> TASK TO CARRY OUT
In the listing below, reproduce verbatim every line from the line with "table-row [116, 143, 588, 155]" to the line with "area-cell: 71,51 [380, 537, 430, 549]", including both of those lines.

(Element placement data)
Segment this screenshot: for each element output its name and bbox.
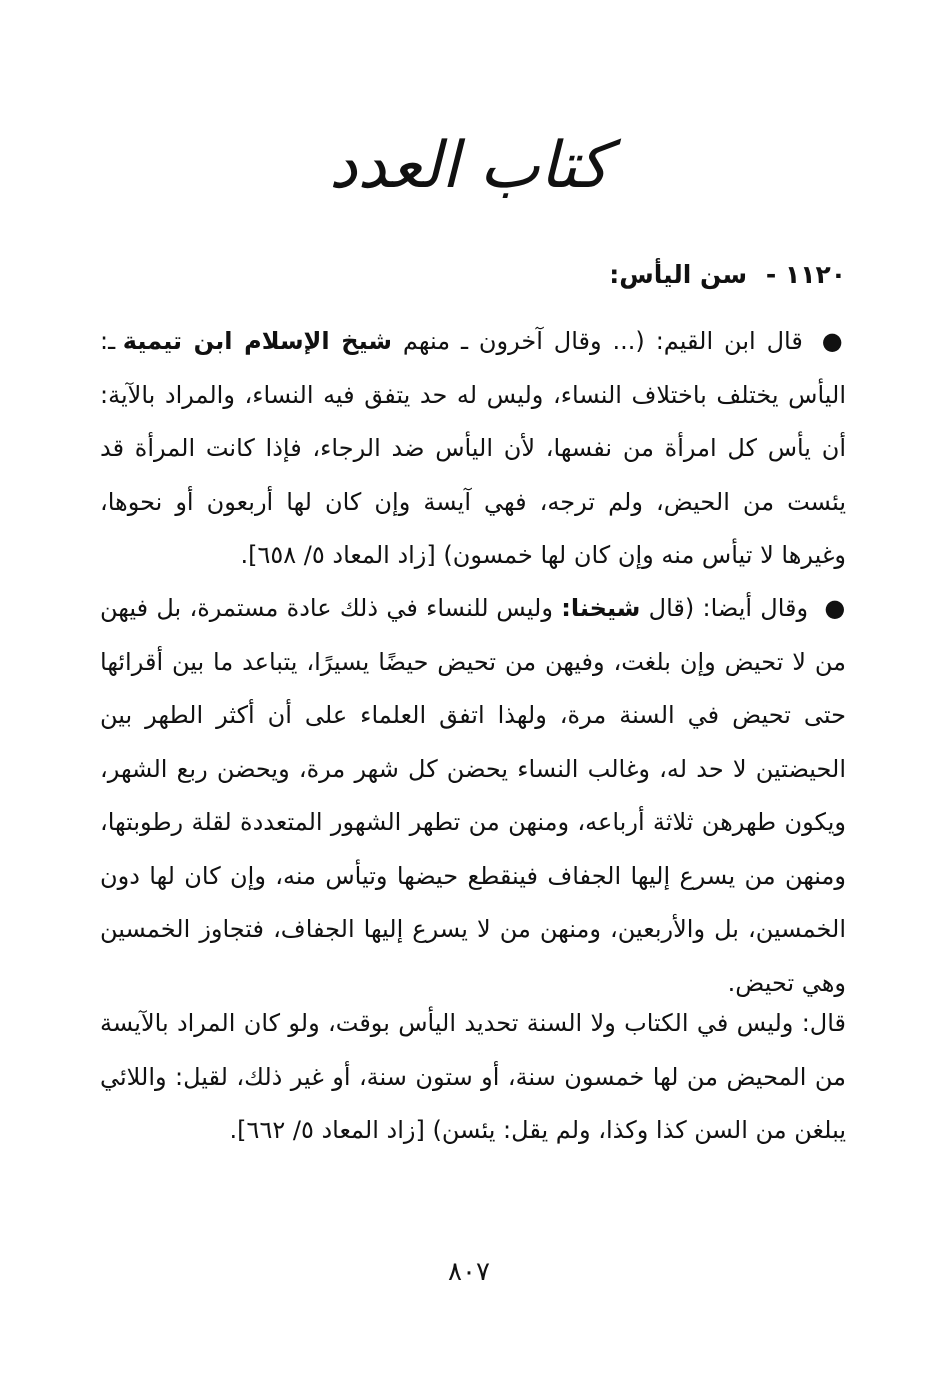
section-number: ١١٢٠ -	[765, 260, 846, 289]
chapter-title: كتاب العدد	[328, 129, 610, 203]
paragraph-body: ـ: اليأس يختلف باختلاف النساء، وليس له حد يتفق فيه النساء، والمراد بالآية: أن يأس كل امرأة من نفسها، لأن اليأس ضد الرجاء، فإذا كانت المرأة قد يئست من الحيض، ولم ترجه، فهي آيسة وإن كان لها أربعون أو نحوها، وغيرها لا تيأس منه وإن كان لها خمسون) [زاد المعاد ٥/ ٦٥٨].	[100, 327, 846, 569]
paragraph-intro: وقال أيضا: (قال	[648, 594, 809, 622]
paragraph-shaykhuna	[100, 582, 846, 1010]
paragraph-body: قال: وليس في الكتاب ولا السنة تحديد اليأس بوقت، ولو كان المراد بالآيسة من المحيض من لها خمسون سنة، أو ستون سنة، أو غير ذلك، لقيل: واللائي يبلغن من السن كذا وكذا، ولم يقل: يئسن) [زاد المعاد ٥/ ٦٦٢].	[100, 1009, 846, 1144]
paragraph-quran-sunnah	[100, 997, 846, 1158]
paragraph-bold-name: شيخنا:	[561, 594, 641, 622]
section-heading	[100, 250, 846, 300]
page-number: ٨٠٧	[448, 1257, 490, 1287]
paragraph-ibn-qayyim	[100, 315, 846, 583]
paragraph-body: وليس للنساء في ذلك عادة مستمرة، بل فيهن من لا تحيض وإن بلغت، وفيهن من تحيض حيضًا يسيرًا، يتباعد ما بين أقرائها حتى تحيض في السنة مرة، ولهذا اتفق العلماء على أن أكثر الطهر بين الحيضتين لا حد له، وغالب النساء يحضن كل شهر مرة، ويحضن ربع الشهر، ويكون طهرهن ثلاثة أرباعه، ومنهن من تطهر الشهور المتعددة لقلة رطوبتها، ومنهن من يسرع إليها الجفاف فينقطع حيضها وتيأس منه، وإن كان لها دون الخمسين، بل والأربعين، ومنهن من لا يسرع إليها الجفاف، فتجاوز الخمسين وهي تحيض.	[100, 594, 846, 997]
bullet-icon: ●	[824, 594, 846, 622]
section-title: سن اليأس:	[609, 260, 748, 289]
paragraph-intro: قال ابن القيم: (... وقال آخرون ـ منهم	[402, 327, 803, 355]
paragraph-bold-name: شيخ الإسلام ابن تيمية	[122, 327, 392, 355]
bullet-icon: ●	[821, 327, 846, 355]
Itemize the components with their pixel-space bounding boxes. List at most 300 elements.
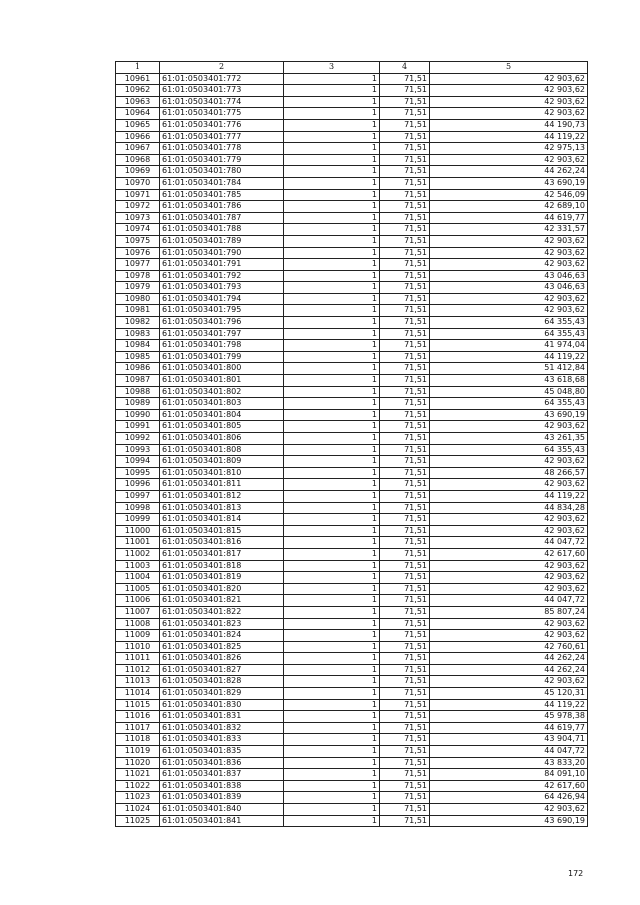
table-row [116, 143, 588, 155]
cadastral-number-cell: 61:01:0503401:803 [160, 398, 284, 410]
quantity-cell: 1 [284, 502, 380, 514]
row-number-cell: 10999 [116, 514, 160, 526]
value-cell: 44 047,72 [430, 746, 588, 758]
area-cell: 71,51 [380, 630, 430, 642]
row-number-cell: 11021 [116, 769, 160, 781]
quantity-cell: 1 [284, 815, 380, 827]
row-number-cell: 10996 [116, 479, 160, 491]
quantity-cell: 1 [284, 490, 380, 502]
cadastral-number-cell: 61:01:0503401:792 [160, 270, 284, 282]
row-number-cell: 11005 [116, 583, 160, 595]
quantity-cell: 1 [284, 433, 380, 445]
row-number-cell: 10961 [116, 73, 160, 85]
area-cell: 71,51 [380, 514, 430, 526]
quantity-cell: 1 [284, 746, 380, 758]
value-cell: 64 355,43 [430, 328, 588, 340]
row-number-cell: 10964 [116, 108, 160, 120]
cadastral-number-cell: 61:01:0503401:818 [160, 560, 284, 572]
cadastral-number-cell: 61:01:0503401:799 [160, 351, 284, 363]
row-number-cell: 11015 [116, 699, 160, 711]
area-cell: 71,51 [380, 119, 430, 131]
row-number-cell: 10963 [116, 96, 160, 108]
table-row [116, 630, 588, 642]
quantity-cell: 1 [284, 421, 380, 433]
value-cell: 42 903,62 [430, 525, 588, 537]
cadastral-number-cell: 61:01:0503401:778 [160, 143, 284, 155]
quantity-cell: 1 [284, 676, 380, 688]
quantity-cell: 1 [284, 351, 380, 363]
table-row [116, 537, 588, 549]
value-cell: 44 119,22 [430, 699, 588, 711]
value-cell: 43 618,68 [430, 375, 588, 387]
row-number-cell: 10998 [116, 502, 160, 514]
column-header-1: 1 [116, 62, 160, 74]
quantity-cell: 1 [284, 398, 380, 410]
area-cell: 71,51 [380, 560, 430, 572]
quantity-cell: 1 [284, 96, 380, 108]
row-number-cell: 11013 [116, 676, 160, 688]
quantity-cell: 1 [284, 560, 380, 572]
table-row [116, 328, 588, 340]
cadastral-number-cell: 61:01:0503401:826 [160, 653, 284, 665]
value-cell: 44 119,22 [430, 351, 588, 363]
row-number-cell: 11004 [116, 572, 160, 584]
quantity-cell: 1 [284, 305, 380, 317]
cadastral-number-cell: 61:01:0503401:816 [160, 537, 284, 549]
value-cell: 42 903,62 [430, 583, 588, 595]
area-cell: 71,51 [380, 641, 430, 653]
row-number-cell: 11011 [116, 653, 160, 665]
value-cell: 85 807,24 [430, 606, 588, 618]
value-cell: 43 690,19 [430, 815, 588, 827]
area-cell: 71,51 [380, 525, 430, 537]
area-cell: 71,51 [380, 537, 430, 549]
row-number-cell: 10971 [116, 189, 160, 201]
quantity-cell: 1 [284, 514, 380, 526]
cadastral-number-cell: 61:01:0503401:812 [160, 490, 284, 502]
quantity-cell: 1 [284, 688, 380, 700]
value-cell: 43 690,19 [430, 409, 588, 421]
cadastral-number-cell: 61:01:0503401:815 [160, 525, 284, 537]
area-cell: 71,51 [380, 688, 430, 700]
row-number-cell: 10992 [116, 433, 160, 445]
area-cell: 71,51 [380, 456, 430, 468]
area-cell: 71,51 [380, 490, 430, 502]
cadastral-number-cell: 61:01:0503401:774 [160, 96, 284, 108]
value-cell: 42 617,60 [430, 780, 588, 792]
cadastral-number-cell: 61:01:0503401:785 [160, 189, 284, 201]
column-header-4: 4 [380, 62, 430, 74]
row-number-cell: 10990 [116, 409, 160, 421]
quantity-cell: 1 [284, 177, 380, 189]
cadastral-number-cell: 61:01:0503401:827 [160, 664, 284, 676]
area-cell: 71,51 [380, 224, 430, 236]
table-row [116, 664, 588, 676]
table-row [116, 270, 588, 282]
row-number-cell: 10972 [116, 201, 160, 213]
quantity-cell: 1 [284, 769, 380, 781]
data-table [115, 61, 588, 827]
table-row [116, 618, 588, 630]
cadastral-number-cell: 61:01:0503401:808 [160, 444, 284, 456]
header-row [116, 62, 588, 74]
row-number-cell: 11002 [116, 548, 160, 560]
value-cell: 42 546,09 [430, 189, 588, 201]
area-cell: 71,51 [380, 293, 430, 305]
table-row [116, 421, 588, 433]
quantity-cell: 1 [284, 131, 380, 143]
row-number-cell: 10980 [116, 293, 160, 305]
row-number-cell: 10989 [116, 398, 160, 410]
row-number-cell: 10977 [116, 259, 160, 271]
area-cell: 71,51 [380, 757, 430, 769]
quantity-cell: 1 [284, 467, 380, 479]
cadastral-number-cell: 61:01:0503401:800 [160, 363, 284, 375]
value-cell: 42 331,57 [430, 224, 588, 236]
row-number-cell: 10962 [116, 85, 160, 97]
table-row [116, 409, 588, 421]
quantity-cell: 1 [284, 270, 380, 282]
value-cell: 42 903,62 [430, 514, 588, 526]
row-number-cell: 11018 [116, 734, 160, 746]
value-cell: 64 426,94 [430, 792, 588, 804]
table-row [116, 606, 588, 618]
table-row [116, 293, 588, 305]
row-number-cell: 10979 [116, 282, 160, 294]
area-cell: 71,51 [380, 618, 430, 630]
value-cell: 42 975,13 [430, 143, 588, 155]
value-cell: 44 119,22 [430, 490, 588, 502]
area-cell: 71,51 [380, 398, 430, 410]
table-row [116, 502, 588, 514]
quantity-cell: 1 [284, 224, 380, 236]
value-cell: 43 261,35 [430, 433, 588, 445]
quantity-cell: 1 [284, 108, 380, 120]
value-cell: 42 903,62 [430, 305, 588, 317]
cadastral-number-cell: 61:01:0503401:814 [160, 514, 284, 526]
area-cell: 71,51 [380, 85, 430, 97]
area-cell: 71,51 [380, 595, 430, 607]
cadastral-number-cell: 61:01:0503401:795 [160, 305, 284, 317]
quantity-cell: 1 [284, 189, 380, 201]
table-row [116, 548, 588, 560]
quantity-cell: 1 [284, 444, 380, 456]
area-cell: 71,51 [380, 769, 430, 781]
value-cell: 44 047,72 [430, 537, 588, 549]
area-cell: 71,51 [380, 166, 430, 178]
area-cell: 71,51 [380, 282, 430, 294]
cadastral-number-cell: 61:01:0503401:801 [160, 375, 284, 387]
cadastral-number-cell: 61:01:0503401:784 [160, 177, 284, 189]
value-cell: 64 355,43 [430, 317, 588, 329]
table-row [116, 815, 588, 827]
cadastral-number-cell: 61:01:0503401:830 [160, 699, 284, 711]
area-cell: 71,51 [380, 804, 430, 816]
quantity-cell: 1 [284, 583, 380, 595]
area-cell: 71,51 [380, 606, 430, 618]
table-row [116, 746, 588, 758]
area-cell: 71,51 [380, 444, 430, 456]
row-number-cell: 10993 [116, 444, 160, 456]
cadastral-number-cell: 61:01:0503401:797 [160, 328, 284, 340]
table-row [116, 108, 588, 120]
table-row [116, 467, 588, 479]
area-cell: 71,51 [380, 189, 430, 201]
cadastral-number-cell: 61:01:0503401:822 [160, 606, 284, 618]
table-row [116, 85, 588, 97]
area-cell: 71,51 [380, 746, 430, 758]
cadastral-number-cell: 61:01:0503401:780 [160, 166, 284, 178]
row-number-cell: 11007 [116, 606, 160, 618]
row-number-cell: 11009 [116, 630, 160, 642]
quantity-cell: 1 [284, 317, 380, 329]
table-row [116, 595, 588, 607]
table-row [116, 166, 588, 178]
cadastral-number-cell: 61:01:0503401:820 [160, 583, 284, 595]
value-cell: 43 833,20 [430, 757, 588, 769]
row-number-cell: 11003 [116, 560, 160, 572]
area-cell: 71,51 [380, 502, 430, 514]
area-cell: 71,51 [380, 270, 430, 282]
row-number-cell: 10994 [116, 456, 160, 468]
area-cell: 71,51 [380, 653, 430, 665]
cadastral-number-cell: 61:01:0503401:821 [160, 595, 284, 607]
quantity-cell: 1 [284, 375, 380, 387]
row-number-cell: 11006 [116, 595, 160, 607]
table-row [116, 189, 588, 201]
area-cell: 71,51 [380, 386, 430, 398]
area-cell: 71,51 [380, 583, 430, 595]
value-cell: 45 978,38 [430, 711, 588, 723]
area-cell: 71,51 [380, 421, 430, 433]
table-row [116, 804, 588, 816]
cadastral-number-cell: 61:01:0503401:794 [160, 293, 284, 305]
value-cell: 42 903,62 [430, 456, 588, 468]
value-cell: 44 190,73 [430, 119, 588, 131]
row-number-cell: 10982 [116, 317, 160, 329]
table-row [116, 398, 588, 410]
quantity-cell: 1 [284, 630, 380, 642]
cadastral-number-cell: 61:01:0503401:831 [160, 711, 284, 723]
cadastral-number-cell: 61:01:0503401:810 [160, 467, 284, 479]
quantity-cell: 1 [284, 119, 380, 131]
value-cell: 84 091,10 [430, 769, 588, 781]
cadastral-number-cell: 61:01:0503401:804 [160, 409, 284, 421]
value-cell: 42 903,62 [430, 572, 588, 584]
column-header-3: 3 [284, 62, 380, 74]
value-cell: 44 619,77 [430, 722, 588, 734]
quantity-cell: 1 [284, 804, 380, 816]
quantity-cell: 1 [284, 143, 380, 155]
area-cell: 71,51 [380, 664, 430, 676]
value-cell: 42 903,62 [430, 154, 588, 166]
quantity-cell: 1 [284, 386, 380, 398]
cadastral-number-cell: 61:01:0503401:828 [160, 676, 284, 688]
cadastral-number-cell: 61:01:0503401:772 [160, 73, 284, 85]
row-number-cell: 10988 [116, 386, 160, 398]
area-cell: 71,51 [380, 201, 430, 213]
value-cell: 45 048,80 [430, 386, 588, 398]
value-cell: 43 904,71 [430, 734, 588, 746]
row-number-cell: 11001 [116, 537, 160, 549]
quantity-cell: 1 [284, 606, 380, 618]
table-row [116, 340, 588, 352]
table-row [116, 734, 588, 746]
value-cell: 43 046,63 [430, 270, 588, 282]
table-row [116, 73, 588, 85]
value-cell: 48 266,57 [430, 467, 588, 479]
quantity-cell: 1 [284, 247, 380, 259]
quantity-cell: 1 [284, 780, 380, 792]
row-number-cell: 10966 [116, 131, 160, 143]
cadastral-number-cell: 61:01:0503401:811 [160, 479, 284, 491]
table-row [116, 212, 588, 224]
cadastral-number-cell: 61:01:0503401:839 [160, 792, 284, 804]
cadastral-number-cell: 61:01:0503401:773 [160, 85, 284, 97]
table-row [116, 305, 588, 317]
table-row [116, 757, 588, 769]
cadastral-number-cell: 61:01:0503401:823 [160, 618, 284, 630]
row-number-cell: 10985 [116, 351, 160, 363]
column-header-5: 5 [430, 62, 588, 74]
row-number-cell: 11024 [116, 804, 160, 816]
row-number-cell: 10987 [116, 375, 160, 387]
value-cell: 42 903,62 [430, 247, 588, 259]
area-cell: 71,51 [380, 340, 430, 352]
quantity-cell: 1 [284, 722, 380, 734]
area-cell: 71,51 [380, 143, 430, 155]
area-cell: 71,51 [380, 699, 430, 711]
cadastral-number-cell: 61:01:0503401:833 [160, 734, 284, 746]
row-number-cell: 11019 [116, 746, 160, 758]
table-row [116, 177, 588, 189]
area-cell: 71,51 [380, 328, 430, 340]
cadastral-number-cell: 61:01:0503401:819 [160, 572, 284, 584]
value-cell: 44 834,28 [430, 502, 588, 514]
area-cell: 71,51 [380, 548, 430, 560]
area-cell: 71,51 [380, 792, 430, 804]
cadastral-number-cell: 61:01:0503401:840 [160, 804, 284, 816]
quantity-cell: 1 [284, 757, 380, 769]
table-row [116, 490, 588, 502]
area-cell: 71,51 [380, 131, 430, 143]
cadastral-number-cell: 61:01:0503401:805 [160, 421, 284, 433]
row-number-cell: 11016 [116, 711, 160, 723]
table-row [116, 351, 588, 363]
area-cell: 71,51 [380, 734, 430, 746]
value-cell: 41 974,04 [430, 340, 588, 352]
quantity-cell: 1 [284, 537, 380, 549]
cadastral-number-cell: 61:01:0503401:790 [160, 247, 284, 259]
cadastral-number-cell: 61:01:0503401:832 [160, 722, 284, 734]
row-number-cell: 10970 [116, 177, 160, 189]
value-cell: 42 903,62 [430, 676, 588, 688]
value-cell: 44 262,24 [430, 166, 588, 178]
value-cell: 42 903,62 [430, 85, 588, 97]
area-cell: 71,51 [380, 467, 430, 479]
value-cell: 42 903,62 [430, 560, 588, 572]
table-row [116, 235, 588, 247]
area-cell: 71,51 [380, 815, 430, 827]
table-row [116, 479, 588, 491]
quantity-cell: 1 [284, 212, 380, 224]
table-row [116, 525, 588, 537]
row-number-cell: 10997 [116, 490, 160, 502]
quantity-cell: 1 [284, 409, 380, 421]
row-number-cell: 11020 [116, 757, 160, 769]
quantity-cell: 1 [284, 641, 380, 653]
row-number-cell: 11000 [116, 525, 160, 537]
value-cell: 51 412,84 [430, 363, 588, 375]
table-row [116, 386, 588, 398]
quantity-cell: 1 [284, 618, 380, 630]
value-cell: 44 262,24 [430, 664, 588, 676]
table-row [116, 456, 588, 468]
cadastral-number-cell: 61:01:0503401:841 [160, 815, 284, 827]
table-row [116, 119, 588, 131]
table-row [116, 653, 588, 665]
row-number-cell: 10995 [116, 467, 160, 479]
quantity-cell: 1 [284, 479, 380, 491]
row-number-cell: 11017 [116, 722, 160, 734]
table-row [116, 201, 588, 213]
table-row [116, 780, 588, 792]
table-row [116, 375, 588, 387]
table-row [116, 259, 588, 271]
row-number-cell: 11010 [116, 641, 160, 653]
value-cell: 42 903,62 [430, 96, 588, 108]
row-number-cell: 11014 [116, 688, 160, 700]
quantity-cell: 1 [284, 653, 380, 665]
quantity-cell: 1 [284, 664, 380, 676]
area-cell: 71,51 [380, 247, 430, 259]
value-cell: 44 619,77 [430, 212, 588, 224]
area-cell: 71,51 [380, 259, 430, 271]
value-cell: 42 903,62 [430, 293, 588, 305]
quantity-cell: 1 [284, 340, 380, 352]
row-number-cell: 11012 [116, 664, 160, 676]
area-cell: 71,51 [380, 154, 430, 166]
cadastral-number-cell: 61:01:0503401:786 [160, 201, 284, 213]
table-row [116, 96, 588, 108]
table-row [116, 583, 588, 595]
value-cell: 43 046,63 [430, 282, 588, 294]
quantity-cell: 1 [284, 734, 380, 746]
area-cell: 71,51 [380, 572, 430, 584]
page-number: 172 [568, 869, 584, 878]
value-cell: 42 903,62 [430, 630, 588, 642]
quantity-cell: 1 [284, 456, 380, 468]
table-row [116, 224, 588, 236]
row-number-cell: 10974 [116, 224, 160, 236]
value-cell: 44 047,72 [430, 595, 588, 607]
table-row [116, 769, 588, 781]
quantity-cell: 1 [284, 201, 380, 213]
cadastral-number-cell: 61:01:0503401:796 [160, 317, 284, 329]
value-cell: 42 617,60 [430, 548, 588, 560]
area-cell: 71,51 [380, 433, 430, 445]
column-header-2: 2 [160, 62, 284, 74]
area-cell: 71,51 [380, 711, 430, 723]
row-number-cell: 11008 [116, 618, 160, 630]
quantity-cell: 1 [284, 154, 380, 166]
cadastral-number-cell: 61:01:0503401:825 [160, 641, 284, 653]
quantity-cell: 1 [284, 328, 380, 340]
value-cell: 42 903,62 [430, 108, 588, 120]
value-cell: 42 903,62 [430, 421, 588, 433]
table-row [116, 444, 588, 456]
value-cell: 64 355,43 [430, 444, 588, 456]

> SOLUTION TO THIS TASK
table-row [116, 143, 588, 155]
cadastral-number-cell: 61:01:0503401:803 [160, 398, 284, 410]
quantity-cell: 1 [284, 502, 380, 514]
row-number-cell: 10999 [116, 514, 160, 526]
value-cell: 44 047,72 [430, 746, 588, 758]
area-cell: 71,51 [380, 630, 430, 642]
row-number-cell: 11021 [116, 769, 160, 781]
quantity-cell: 1 [284, 815, 380, 827]
row-number-cell: 10996 [116, 479, 160, 491]
quantity-cell: 1 [284, 490, 380, 502]
cadastral-number-cell: 61:01:0503401:792 [160, 270, 284, 282]
row-number-cell: 11005 [116, 583, 160, 595]
quantity-cell: 1 [284, 433, 380, 445]
row-number-cell: 10961 [116, 73, 160, 85]
area-cell: 71,51 [380, 514, 430, 526]
quantity-cell: 1 [284, 746, 380, 758]
value-cell: 64 355,43 [430, 328, 588, 340]
row-number-cell: 10964 [116, 108, 160, 120]
cadastral-number-cell: 61:01:0503401:818 [160, 560, 284, 572]
cadastral-number-cell: 61:01:0503401:799 [160, 351, 284, 363]
row-number-cell: 11015 [116, 699, 160, 711]
area-cell: 71,51 [380, 119, 430, 131]
row-number-cell: 10963 [116, 96, 160, 108]
table-row [116, 630, 588, 642]
quantity-cell: 1 [284, 421, 380, 433]
value-cell: 42 903,62 [430, 525, 588, 537]
cadastral-number-cell: 61:01:0503401:778 [160, 143, 284, 155]
quantity-cell: 1 [284, 676, 380, 688]
quantity-cell: 1 [284, 351, 380, 363]
table-row [116, 537, 588, 549]
value-cell: 44 119,22 [430, 699, 588, 711]
value-cell: 43 618,68 [430, 375, 588, 387]
row-number-cell: 10998 [116, 502, 160, 514]
column-header-1: 1 [116, 62, 160, 74]
quantity-cell: 1 [284, 398, 380, 410]
area-cell: 71,51 [380, 560, 430, 572]
quantity-cell: 1 [284, 96, 380, 108]
row-number-cell: 11013 [116, 676, 160, 688]
quantity-cell: 1 [284, 560, 380, 572]
table-row [116, 328, 588, 340]
cadastral-number-cell: 61:01:0503401:826 [160, 653, 284, 665]
value-cell: 44 119,22 [430, 351, 588, 363]
row-number-cell: 11004 [116, 572, 160, 584]
quantity-cell: 1 [284, 305, 380, 317]
cadastral-number-cell: 61:01:0503401:816 [160, 537, 284, 549]
value-cell: 42 903,62 [430, 583, 588, 595]
area-cell: 71,51 [380, 641, 430, 653]
row-number-cell: 11011 [116, 653, 160, 665]
value-cell: 85 807,24 [430, 606, 588, 618]
value-cell: 43 690,19 [430, 815, 588, 827]
area-cell: 71,51 [380, 525, 430, 537]
area-cell: 71,51 [380, 537, 430, 549]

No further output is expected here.